Selected passage:
Floating things with sound might seem like science fiction or something you could only find in a physics lab, but actually many people have shown that its easy to diy. There are simple designs:
and there are not quite as simple designs:
In this project I'm aiming for something in-between along with some cool demonstrations. If you just want a quick overview then check out the post on my website.
The physics behind acoustic levitation gets a little complicated but the general idea is that if you take a sound wave and reflect it back into itself, this will setup a stationary wave. Somewhere along that wave there will be a condition (or several of them) where the forces are directed towards a single point, and if the acoustic power is high enough, this can overcome gravity and we get stable levitation.
Step 1: The Components
The frequency of sound used to levitate objects must be high enough so that the object doesn't fall out of the levitation zone (also called pressure node) during a single cycle of the wave. Therefore these frequencies are typically in the ultrasound region(< 20 kHz), so we need a special speaker to generate the sound. Luckily these can be found pretty cheap as they are used for range finder applications. These speakers are quartz crystals which usually resonates at 40 kHz, and the cheapest place I found to get them is to desolder them from cheap HC-SR04 range finder modules, but you can also buy them directly. If you want more power then you can buy higher quality transducers from farnell, I measured them to have twice the acoustic power.
Next we need a way to generate the 40kHz signal to power the speakers. If you have a signal generator then set it to the resonance frequency and crank up the amplitude as high as it goes. If not then you can simply use an arduino. It is possible to power the speakers straight from a digital IO pin however the 5V amplitude does not generate much power, so I would recommend using a step up converter module to generate 18V and power a mosfet driver IC such as the TC4427. The will turn the 40KHz 5V signal into a 40kHz 18V signal which can then power the transducers.
To double the power you can use two speakers facing each other. I designed a 3-piece jig to hold the speakers and change their separation by turning the center screw. It turns out that this has very little effect but it did make for some nice results. The jig can be 3D printed and transducers glued on with hot glue.
As you can see the wiring it pretty simple and there is no need to worry about the polarity of the transducers here as I will explain in the next section.
Step 2: The Setup
To test the setup you can connect one of the transducers to act as a speaker, and the other to act as a microphone which can viewed on the oscilloscope.
The wavelength of the sound can be calculated by λ = c / ν, which is ~0.9 cm for a 40 kHz wave travelling at 340 m/s. This means that the levitation zones are spaced out by roughly 5 mm.

Lines of data:
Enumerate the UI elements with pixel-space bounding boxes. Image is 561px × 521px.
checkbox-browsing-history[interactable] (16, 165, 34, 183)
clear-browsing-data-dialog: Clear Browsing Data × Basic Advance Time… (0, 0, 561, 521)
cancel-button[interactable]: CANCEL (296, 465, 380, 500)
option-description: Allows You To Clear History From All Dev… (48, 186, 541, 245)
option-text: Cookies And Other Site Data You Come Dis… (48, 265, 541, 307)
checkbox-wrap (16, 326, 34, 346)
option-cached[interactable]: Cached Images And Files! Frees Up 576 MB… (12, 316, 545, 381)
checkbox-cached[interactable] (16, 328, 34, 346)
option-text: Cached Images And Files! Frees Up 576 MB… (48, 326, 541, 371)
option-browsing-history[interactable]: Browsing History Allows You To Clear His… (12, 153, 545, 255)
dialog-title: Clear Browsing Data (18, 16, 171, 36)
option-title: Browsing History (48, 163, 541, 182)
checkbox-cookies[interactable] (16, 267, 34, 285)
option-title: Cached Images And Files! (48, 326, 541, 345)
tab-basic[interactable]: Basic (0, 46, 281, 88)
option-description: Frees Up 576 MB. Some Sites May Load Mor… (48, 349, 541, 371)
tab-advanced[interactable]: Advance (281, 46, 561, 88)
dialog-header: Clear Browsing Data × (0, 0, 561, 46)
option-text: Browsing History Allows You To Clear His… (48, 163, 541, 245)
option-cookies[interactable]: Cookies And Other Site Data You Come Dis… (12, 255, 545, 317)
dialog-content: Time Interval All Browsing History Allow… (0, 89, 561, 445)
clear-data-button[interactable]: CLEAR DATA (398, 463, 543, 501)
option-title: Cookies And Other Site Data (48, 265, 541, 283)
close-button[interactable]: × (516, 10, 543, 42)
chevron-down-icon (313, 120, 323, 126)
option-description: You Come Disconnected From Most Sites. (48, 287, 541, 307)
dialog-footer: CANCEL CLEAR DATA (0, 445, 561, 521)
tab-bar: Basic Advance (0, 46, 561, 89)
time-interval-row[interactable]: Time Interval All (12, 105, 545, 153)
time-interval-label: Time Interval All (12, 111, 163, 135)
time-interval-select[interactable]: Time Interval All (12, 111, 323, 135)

Goal A: Please reproduce word for word the part of the acoustic levitation project that opens with the words "As you can see" and closes with "the next section.".
Goal B: In the acoustic levitation project, which mosfet driver IC is given as an example for turning the 5V signal into an 18V one?
Goal C: Write what comes next in the acoustic levitation project, picking up after its last sentence.

Expected answer A:
As you can see the wiring it pretty simple and there is no need to worry about the polarity of the transducers here as I will explain in the next section.

Expected answer B: The TC4427.

Expected answer C:
You can see that on my setup, the screw has a pitch of 1 mm so roughly 4 turns causes 180 degree phase shift between the transmitted signal and the received signal.
Initially I thought that the transducers would have to be a set distance apart so that they would constructively interfere to double the output power. However, It turns out that this is not the case. When waves interfere, the energy is not lost, if there is destructive interference then somewhere else there will be constructive interference.
For levitation this means that the transducers can be placed any distance apart which is vaguely close together (a few cm) and this will be good enough for levitation.
Step 3: Floating Things
The best things I found to levitate are polystyrene bead. When the setup is switched on, placing the beads in between the transducers will cause them to get pulled inside and they will appear frozen in mid-air!!
This is an absolutely stunning demonstration and does not fail to amaze anyone from kids to professors.
Another amazing demonstration is placing a piece of dry ice between the transducers. The dry ice spills out cold air which is drawn into the low pressure nodes and condenses out water vapor.
Step 4: Floating Sound With Sound
Now this is the not quite so simple acoustic levitation, using two of these rigs its actually possible to make a speaker in which the air itself is the diaphragm. Imagine taking a pressure node from one rig and moving it back and forth using a second pair of transducers. The pressure node can now act as the diaphragm in a speaker.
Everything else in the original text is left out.